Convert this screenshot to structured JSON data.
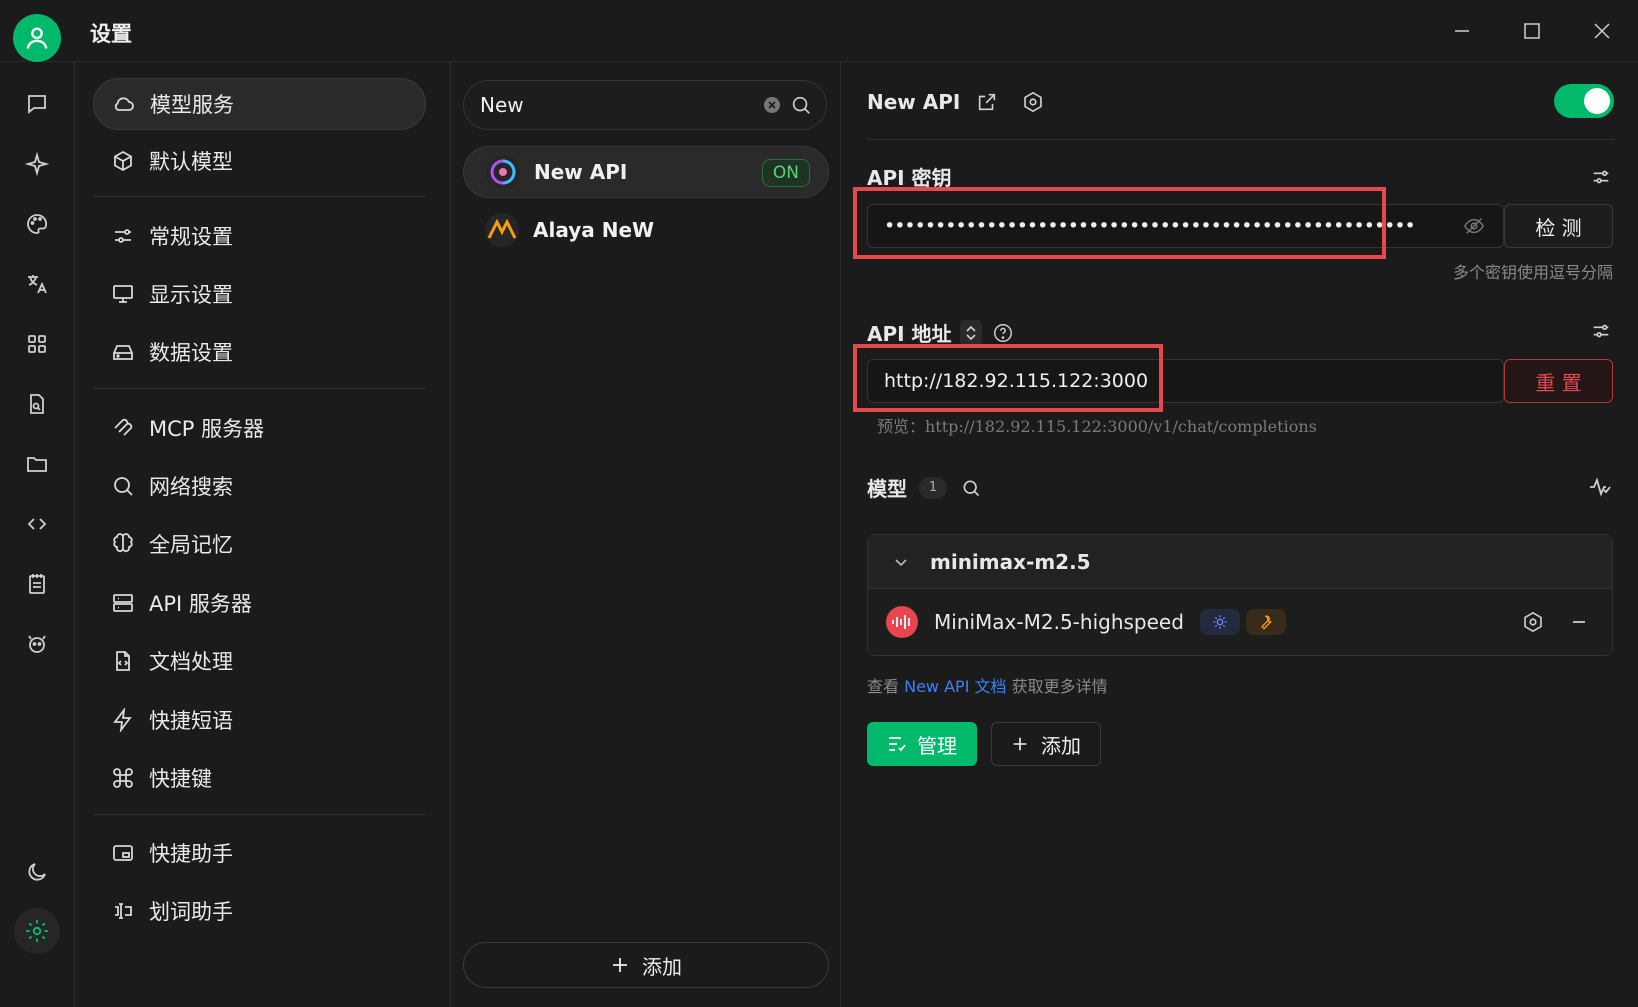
{
  "window": {
    "title": "设置"
  },
  "settings_nav": {
    "items": [
      {
        "label": "模型服务"
      },
      {
        "label": "默认模型"
      },
      {
        "label": "常规设置"
      },
      {
        "label": "显示设置"
      },
      {
        "label": "数据设置"
      },
      {
        "label": "MCP 服务器"
      },
      {
        "label": "网络搜索"
      },
      {
        "label": "全局记忆"
      },
      {
        "label": "API 服务器"
      },
      {
        "label": "文档处理"
      },
      {
        "label": "快捷短语"
      },
      {
        "label": "快捷键"
      },
      {
        "label": "快捷助手"
      },
      {
        "label": "划词助手"
      }
    ]
  },
  "providers": {
    "search_value": "New",
    "items": [
      {
        "name": "New API",
        "badge": "ON"
      },
      {
        "name": "Alaya NeW"
      }
    ],
    "add_label": "添加"
  },
  "detail": {
    "provider_name": "New API",
    "enabled": true,
    "api_key": {
      "label": "API 密钥",
      "value": "••••••••••••••••••••••••••••••••••••••••••••••••••••",
      "check_label": "检 测",
      "hint": "多个密钥使用逗号分隔"
    },
    "api_url": {
      "label": "API 地址",
      "value": "http://182.92.115.122:3000",
      "reset_label": "重 置",
      "preview": "预览：http://182.92.115.122:3000/v1/chat/completions"
    },
    "models": {
      "label": "模型",
      "count": "1",
      "group": "minimax-m2.5",
      "items": [
        {
          "name": "MiniMax-M2.5-highspeed"
        }
      ]
    },
    "docs": {
      "prefix": "查看",
      "link": "New API 文档",
      "suffix": "获取更多详情"
    },
    "manage_label": "管理",
    "add_label": "添加"
  },
  "colors": {
    "accent": "#00b96b",
    "danger": "#e5484d",
    "link": "#3b82f6"
  }
}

━━━━━━━━━━━━━━━━━━━━

[Task directions]: Retype every entry verbatim and exclude the pictures from the copy.

[Answer to the exercise]:
Convert this screenshot to structured JSON data.
{
  "window": {
    "title": "设置"
  },
  "settings_nav": {
    "items": [
      {
        "label": "模型服务"
      },
      {
        "label": "默认模型"
      },
      {
        "label": "常规设置"
      },
      {
        "label": "显示设置"
      },
      {
        "label": "数据设置"
      },
      {
        "label": "MCP 服务器"
      },
      {
        "label": "网络搜索"
      },
      {
        "label": "全局记忆"
      },
      {
        "label": "API 服务器"
      },
      {
        "label": "文档处理"
      },
      {
        "label": "快捷短语"
      },
      {
        "label": "快捷键"
      },
      {
        "label": "快捷助手"
      },
      {
        "label": "划词助手"
      }
    ]
  },
  "providers": {
    "search_value": "New",
    "items": [
      {
        "name": "New API",
        "badge": "ON"
      },
      {
        "name": "Alaya NeW"
      }
    ],
    "add_label": "添加"
  },
  "detail": {
    "provider_name": "New API",
    "enabled": true,
    "api_key": {
      "label": "API 密钥",
      "value": "••••••••••••••••••••••••••••••••••••••••••••••••••••",
      "check_label": "检 测",
      "hint": "多个密钥使用逗号分隔"
    },
    "api_url": {
      "label": "API 地址",
      "value": "http://182.92.115.122:3000",
      "reset_label": "重 置",
      "preview": "预览：http://182.92.115.122:3000/v1/chat/completions"
    },
    "models": {
      "label": "模型",
      "count": "1",
      "group": "minimax-m2.5",
      "items": [
        {
          "name": "MiniMax-M2.5-highspeed"
        }
      ]
    },
    "docs": {
      "prefix": "查看",
      "link": "New API 文档",
      "suffix": "获取更多详情"
    },
    "manage_label": "管理",
    "add_label": "添加"
  },
  "colors": {
    "accent": "#00b96b",
    "danger": "#e5484d",
    "link": "#3b82f6"
  }
}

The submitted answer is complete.